(Figure content listings)
--*--
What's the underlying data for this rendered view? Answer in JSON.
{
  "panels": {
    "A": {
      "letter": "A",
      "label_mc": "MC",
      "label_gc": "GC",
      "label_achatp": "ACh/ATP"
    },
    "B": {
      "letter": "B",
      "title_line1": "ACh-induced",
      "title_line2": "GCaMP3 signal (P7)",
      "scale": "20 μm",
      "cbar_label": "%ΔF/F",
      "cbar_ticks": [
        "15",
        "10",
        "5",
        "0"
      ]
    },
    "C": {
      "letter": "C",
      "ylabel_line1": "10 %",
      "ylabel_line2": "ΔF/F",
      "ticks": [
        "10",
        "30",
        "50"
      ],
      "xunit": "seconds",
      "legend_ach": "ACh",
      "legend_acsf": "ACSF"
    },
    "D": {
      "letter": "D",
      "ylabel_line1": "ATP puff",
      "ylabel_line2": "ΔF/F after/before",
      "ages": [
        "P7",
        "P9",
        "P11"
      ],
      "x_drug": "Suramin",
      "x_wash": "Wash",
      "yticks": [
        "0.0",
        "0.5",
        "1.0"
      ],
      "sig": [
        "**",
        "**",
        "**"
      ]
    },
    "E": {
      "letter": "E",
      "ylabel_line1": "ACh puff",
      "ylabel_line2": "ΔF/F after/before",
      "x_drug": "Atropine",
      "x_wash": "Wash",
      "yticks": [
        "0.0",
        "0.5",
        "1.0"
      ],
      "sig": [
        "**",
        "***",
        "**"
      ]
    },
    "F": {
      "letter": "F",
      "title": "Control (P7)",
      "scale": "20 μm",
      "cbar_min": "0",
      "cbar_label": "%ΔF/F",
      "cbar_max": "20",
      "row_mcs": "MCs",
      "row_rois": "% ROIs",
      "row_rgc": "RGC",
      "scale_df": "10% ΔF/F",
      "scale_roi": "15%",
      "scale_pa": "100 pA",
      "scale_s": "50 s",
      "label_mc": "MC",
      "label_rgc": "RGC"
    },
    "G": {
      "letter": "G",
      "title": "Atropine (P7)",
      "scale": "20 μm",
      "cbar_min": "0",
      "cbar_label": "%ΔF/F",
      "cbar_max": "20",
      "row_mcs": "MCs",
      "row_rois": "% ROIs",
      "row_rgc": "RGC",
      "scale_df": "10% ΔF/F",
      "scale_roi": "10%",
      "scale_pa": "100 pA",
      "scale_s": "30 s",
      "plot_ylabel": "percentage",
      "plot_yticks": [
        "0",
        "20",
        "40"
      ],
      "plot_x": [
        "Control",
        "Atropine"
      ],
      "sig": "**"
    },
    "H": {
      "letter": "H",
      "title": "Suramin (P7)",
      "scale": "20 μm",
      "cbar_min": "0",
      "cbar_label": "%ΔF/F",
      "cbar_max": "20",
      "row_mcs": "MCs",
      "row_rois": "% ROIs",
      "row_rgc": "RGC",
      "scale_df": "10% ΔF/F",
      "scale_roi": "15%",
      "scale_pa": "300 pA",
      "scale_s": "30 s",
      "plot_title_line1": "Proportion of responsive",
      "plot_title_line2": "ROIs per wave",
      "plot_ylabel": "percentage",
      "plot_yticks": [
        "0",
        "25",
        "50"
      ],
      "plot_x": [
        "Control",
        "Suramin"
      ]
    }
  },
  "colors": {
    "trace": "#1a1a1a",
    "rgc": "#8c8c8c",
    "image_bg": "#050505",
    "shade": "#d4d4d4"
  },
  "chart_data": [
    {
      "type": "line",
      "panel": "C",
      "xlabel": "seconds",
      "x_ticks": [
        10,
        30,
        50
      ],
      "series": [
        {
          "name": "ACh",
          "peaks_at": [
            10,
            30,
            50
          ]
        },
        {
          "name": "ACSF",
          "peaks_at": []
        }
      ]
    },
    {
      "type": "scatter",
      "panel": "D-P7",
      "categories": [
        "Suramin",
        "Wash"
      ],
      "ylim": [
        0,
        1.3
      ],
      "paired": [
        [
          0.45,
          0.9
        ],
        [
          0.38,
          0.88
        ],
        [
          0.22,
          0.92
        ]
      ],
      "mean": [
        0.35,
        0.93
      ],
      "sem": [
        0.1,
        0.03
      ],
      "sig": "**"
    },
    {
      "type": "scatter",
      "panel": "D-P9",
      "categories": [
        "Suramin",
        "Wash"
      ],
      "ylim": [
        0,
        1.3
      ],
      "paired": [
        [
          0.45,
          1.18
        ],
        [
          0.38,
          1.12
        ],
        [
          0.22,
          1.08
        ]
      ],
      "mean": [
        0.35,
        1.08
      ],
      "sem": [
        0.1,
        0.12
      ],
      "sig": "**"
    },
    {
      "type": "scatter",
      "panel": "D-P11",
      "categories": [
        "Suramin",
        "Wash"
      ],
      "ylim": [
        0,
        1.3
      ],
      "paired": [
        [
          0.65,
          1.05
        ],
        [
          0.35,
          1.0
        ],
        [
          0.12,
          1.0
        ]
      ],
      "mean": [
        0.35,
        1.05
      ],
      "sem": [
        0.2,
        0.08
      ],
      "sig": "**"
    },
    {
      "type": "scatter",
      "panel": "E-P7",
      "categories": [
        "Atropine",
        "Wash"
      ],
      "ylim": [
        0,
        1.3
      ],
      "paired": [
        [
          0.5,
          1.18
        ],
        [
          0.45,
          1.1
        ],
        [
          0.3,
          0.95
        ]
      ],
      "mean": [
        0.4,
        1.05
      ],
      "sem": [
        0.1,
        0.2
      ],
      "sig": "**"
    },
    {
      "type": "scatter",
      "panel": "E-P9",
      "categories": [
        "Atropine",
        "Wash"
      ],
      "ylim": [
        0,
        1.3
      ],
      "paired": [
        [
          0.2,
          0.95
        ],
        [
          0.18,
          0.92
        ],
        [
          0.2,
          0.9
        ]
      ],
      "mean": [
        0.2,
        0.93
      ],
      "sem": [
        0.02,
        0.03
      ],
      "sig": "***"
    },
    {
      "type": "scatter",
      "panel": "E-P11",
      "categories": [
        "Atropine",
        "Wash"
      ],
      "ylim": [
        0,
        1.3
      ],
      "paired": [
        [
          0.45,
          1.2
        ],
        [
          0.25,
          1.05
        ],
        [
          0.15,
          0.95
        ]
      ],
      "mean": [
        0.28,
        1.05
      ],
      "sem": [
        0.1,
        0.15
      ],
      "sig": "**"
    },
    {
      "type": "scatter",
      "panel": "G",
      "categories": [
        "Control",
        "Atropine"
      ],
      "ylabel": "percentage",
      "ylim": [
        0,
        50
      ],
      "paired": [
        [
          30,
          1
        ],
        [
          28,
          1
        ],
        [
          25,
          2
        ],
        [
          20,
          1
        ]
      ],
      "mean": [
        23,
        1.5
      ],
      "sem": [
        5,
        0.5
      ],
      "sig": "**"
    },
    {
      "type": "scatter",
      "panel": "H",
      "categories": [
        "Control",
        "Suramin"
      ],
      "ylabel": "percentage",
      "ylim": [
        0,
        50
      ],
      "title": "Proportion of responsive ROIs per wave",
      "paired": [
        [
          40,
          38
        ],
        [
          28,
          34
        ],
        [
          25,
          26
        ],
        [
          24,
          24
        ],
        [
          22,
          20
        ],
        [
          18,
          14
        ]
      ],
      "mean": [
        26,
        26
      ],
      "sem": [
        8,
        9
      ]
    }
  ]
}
--*--
Task requirements:
Go through the data above and find the lines with the word "puff". Copy each of those lines.

Exercise result:
      "ylabel_line1": "ATP puff",
      "ylabel_line1": "ACh puff",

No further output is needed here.